- _TASK STATEMENT_:
Pull out every line below that contains the word "list".

(A block of data)
──────────

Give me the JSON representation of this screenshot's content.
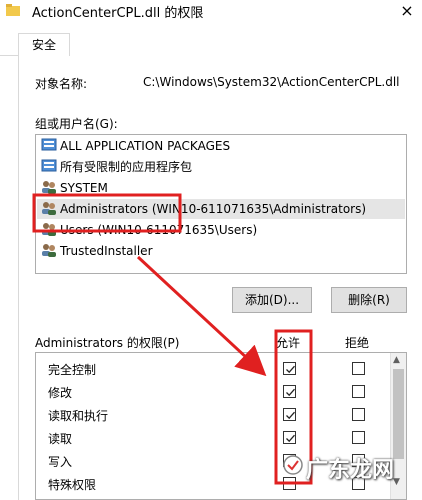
{
  "window": {
    "title": "ActionCenterCPL.dll 的权限",
    "close_glyph": "×"
  },
  "tabs": [
    {
      "label": "安全"
    }
  ],
  "object": {
    "label": "对象名称:",
    "value": "C:\\Windows\\System32\\ActionCenterCPL.dll"
  },
  "groups": {
    "label": "组或用户名(G):",
    "items": [
      {
        "label": "ALL APPLICATION PACKAGES",
        "icon": "app-packages-icon"
      },
      {
        "label": "所有受限制的应用程序包",
        "icon": "app-packages-icon"
      },
      {
        "label": "SYSTEM",
        "icon": "users-group-icon"
      },
      {
        "label": "Administrators (WIN10-611071635\\Administrators)",
        "icon": "users-group-icon",
        "selected": true
      },
      {
        "label": "Users (WIN10-611071635\\Users)",
        "icon": "users-group-icon"
      },
      {
        "label": "TrustedInstaller",
        "icon": "users-group-icon"
      }
    ]
  },
  "buttons": {
    "add": "添加(D)...",
    "remove": "删除(R)"
  },
  "permissions": {
    "label": "Administrators 的权限(P)",
    "allow_header": "允许",
    "deny_header": "拒绝",
    "rows": [
      {
        "name": "完全控制",
        "allow": true,
        "deny": false
      },
      {
        "name": "修改",
        "allow": true,
        "deny": false
      },
      {
        "name": "读取和执行",
        "allow": true,
        "deny": false
      },
      {
        "name": "读取",
        "allow": true,
        "deny": false
      },
      {
        "name": "写入",
        "allow": true,
        "deny": false
      },
      {
        "name": "特殊权限",
        "allow": false,
        "deny": false
      }
    ]
  },
  "annotation": {
    "color": "#e02020"
  },
  "watermark": {
    "text": "广东龙网"
  }
}
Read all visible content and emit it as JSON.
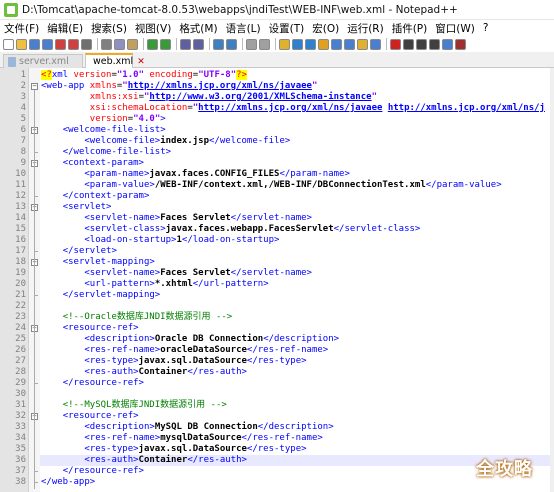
{
  "window": {
    "title": "D:\\Tomcat\\apache-tomcat-8.0.53\\webapps\\jndiTest\\WEB-INF\\web.xml - Notepad++"
  },
  "menu": [
    "文件(F)",
    "编辑(E)",
    "搜索(S)",
    "视图(V)",
    "格式(M)",
    "语言(L)",
    "设置(T)",
    "宏(O)",
    "运行(R)",
    "插件(P)",
    "窗口(W)",
    "?"
  ],
  "tabs": [
    {
      "label": "server.xml",
      "active": false
    },
    {
      "label": "web.xml",
      "active": true
    }
  ],
  "toolbar_icons": [
    "new-file-icon",
    "open-file-icon",
    "save-icon",
    "save-all-icon",
    "close-icon",
    "close-all-icon",
    "print-icon",
    "cut-icon",
    "copy-icon",
    "paste-icon",
    "undo-icon",
    "redo-icon",
    "find-icon",
    "replace-icon",
    "zoom-in-icon",
    "zoom-out-icon",
    "sync-v-icon",
    "sync-h-icon",
    "word-wrap-icon",
    "all-chars-icon",
    "indent-guide-icon",
    "udl-icon",
    "doc-map-icon",
    "func-list-icon",
    "folder-workspace-icon",
    "monitor-icon",
    "record-macro-icon",
    "stop-macro-icon",
    "play-macro-icon",
    "run-macro-icon",
    "save-macro-icon",
    "abc-spell-icon"
  ],
  "colors": {
    "tag": "#0000ff",
    "attribute": "#ff0000",
    "value": "#8000ff",
    "comment": "#008000",
    "active_tab_accent": "#f5a623",
    "current_line": "#e8e8ff"
  },
  "lines": [
    {
      "n": "1",
      "html": "<span class=\"pi\">&lt;?</span><span class=\"tag\">xml</span> <span class=\"attr\">version</span>=<span class=\"val\">\"1.0\"</span> <span class=\"attr\">encoding</span>=<span class=\"val\">\"UTF-8\"</span><span class=\"pi\">?&gt;</span>"
    },
    {
      "n": "2",
      "html": "<span class=\"tag\">&lt;web-app</span> <span class=\"attr\">xmlns</span>=<span class=\"val\">\"<span class=\"link\">http://xmlns.jcp.org/xml/ns/javaee</span>\"</span>"
    },
    {
      "n": "3",
      "html": "         <span class=\"attr\">xmlns:xsi</span>=<span class=\"val\">\"<span class=\"link\">http://www.w3.org/2001/XMLSchema-instance</span>\"</span>"
    },
    {
      "n": "4",
      "html": "         <span class=\"attr\">xsi:schemaLocation</span>=<span class=\"val\">\"<span class=\"link\">http://xmlns.jcp.org/xml/ns/javaee</span> <span class=\"link\">http://xmlns.jcp.org/xml/ns/j</span></span>"
    },
    {
      "n": "5",
      "html": "         <span class=\"attr\">version</span>=<span class=\"val\">\"4.0\"</span><span class=\"tag\">&gt;</span>"
    },
    {
      "n": "6",
      "html": "    <span class=\"tag\">&lt;welcome-file-list&gt;</span>"
    },
    {
      "n": "7",
      "html": "        <span class=\"tag\">&lt;welcome-file&gt;</span><span class=\"txt\">index.jsp</span><span class=\"tag\">&lt;/welcome-file&gt;</span>"
    },
    {
      "n": "8",
      "html": "    <span class=\"tag\">&lt;/welcome-file-list&gt;</span>"
    },
    {
      "n": "9",
      "html": "    <span class=\"tag\">&lt;context-param&gt;</span>"
    },
    {
      "n": "10",
      "html": "        <span class=\"tag\">&lt;param-name&gt;</span><span class=\"txt\">javax.faces.CONFIG_FILES</span><span class=\"tag\">&lt;/param-name&gt;</span>"
    },
    {
      "n": "11",
      "html": "        <span class=\"tag\">&lt;param-value&gt;</span><span class=\"txt\">/WEB-INF/context.xml,/WEB-INF/DBConnectionTest.xml</span><span class=\"tag\">&lt;/param-value&gt;</span>"
    },
    {
      "n": "12",
      "html": "    <span class=\"tag\">&lt;/context-param&gt;</span>"
    },
    {
      "n": "13",
      "html": "    <span class=\"tag\">&lt;servlet&gt;</span>"
    },
    {
      "n": "14",
      "html": "        <span class=\"tag\">&lt;servlet-name&gt;</span><span class=\"txt\">Faces Servlet</span><span class=\"tag\">&lt;/servlet-name&gt;</span>"
    },
    {
      "n": "15",
      "html": "        <span class=\"tag\">&lt;servlet-class&gt;</span><span class=\"txt\">javax.faces.webapp.FacesServlet</span><span class=\"tag\">&lt;/servlet-class&gt;</span>"
    },
    {
      "n": "16",
      "html": "        <span class=\"tag\">&lt;load-on-startup&gt;</span><span class=\"txt\">1</span><span class=\"tag\">&lt;/load-on-startup&gt;</span>"
    },
    {
      "n": "17",
      "html": "    <span class=\"tag\">&lt;/servlet&gt;</span>"
    },
    {
      "n": "18",
      "html": "    <span class=\"tag\">&lt;servlet-mapping&gt;</span>"
    },
    {
      "n": "19",
      "html": "        <span class=\"tag\">&lt;servlet-name&gt;</span><span class=\"txt\">Faces Servlet</span><span class=\"tag\">&lt;/servlet-name&gt;</span>"
    },
    {
      "n": "20",
      "html": "        <span class=\"tag\">&lt;url-pattern&gt;</span><span class=\"txt\">*.xhtml</span><span class=\"tag\">&lt;/url-pattern&gt;</span>"
    },
    {
      "n": "21",
      "html": "    <span class=\"tag\">&lt;/servlet-mapping&gt;</span>"
    },
    {
      "n": "22",
      "html": ""
    },
    {
      "n": "23",
      "html": "    <span class=\"cmt\">&lt;!--Oracle数据库JNDI数据源引用 --&gt;</span>"
    },
    {
      "n": "24",
      "html": "    <span class=\"tag\">&lt;resource-ref&gt;</span>"
    },
    {
      "n": "25",
      "html": "        <span class=\"tag\">&lt;description&gt;</span><span class=\"txt\">Oracle DB Connection</span><span class=\"tag\">&lt;/description&gt;</span>"
    },
    {
      "n": "26",
      "html": "        <span class=\"tag\">&lt;res-ref-name&gt;</span><span class=\"txt\">oracleDataSource</span><span class=\"tag\">&lt;/res-ref-name&gt;</span>"
    },
    {
      "n": "27",
      "html": "        <span class=\"tag\">&lt;res-type&gt;</span><span class=\"txt\">javax.sql.DataSource</span><span class=\"tag\">&lt;/res-type&gt;</span>"
    },
    {
      "n": "28",
      "html": "        <span class=\"tag\">&lt;res-auth&gt;</span><span class=\"txt\">Container</span><span class=\"tag\">&lt;/res-auth&gt;</span>"
    },
    {
      "n": "29",
      "html": "    <span class=\"tag\">&lt;/resource-ref&gt;</span>"
    },
    {
      "n": "30",
      "html": ""
    },
    {
      "n": "31",
      "html": "    <span class=\"cmt\">&lt;!--MySQL数据库JNDI数据源引用 --&gt;</span>"
    },
    {
      "n": "32",
      "html": "    <span class=\"tag\">&lt;resource-ref&gt;</span>"
    },
    {
      "n": "33",
      "html": "        <span class=\"tag\">&lt;description&gt;</span><span class=\"txt\">MySQL DB Connection</span><span class=\"tag\">&lt;/description&gt;</span>"
    },
    {
      "n": "34",
      "html": "        <span class=\"tag\">&lt;res-ref-name&gt;</span><span class=\"txt\">mysqlDataSource</span><span class=\"tag\">&lt;/res-ref-name&gt;</span>"
    },
    {
      "n": "35",
      "html": "        <span class=\"tag\">&lt;res-type&gt;</span><span class=\"txt\">javax.sql.DataSource</span><span class=\"tag\">&lt;/res-type&gt;</span>"
    },
    {
      "n": "36",
      "html": "        <span class=\"tag\">&lt;res-auth&gt;</span><span class=\"txt\">Container</span><span class=\"tag\">&lt;/res-auth&gt;</span>"
    },
    {
      "n": "37",
      "html": "    <span class=\"tag\">&lt;/resource-ref&gt;</span>"
    },
    {
      "n": "38",
      "html": "<span class=\"tag\">&lt;/web-app&gt;</span>"
    }
  ],
  "current_line": 36,
  "watermark": "全攻略"
}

──────────

- _ANSWER IN FULL_:
    "func-list-icon",
      "html": "    <span class=\"tag\">&lt;welcome-file-list&gt;</span>"
      "html": "    <span class=\"tag\">&lt;/welcome-file-list&gt;</span>"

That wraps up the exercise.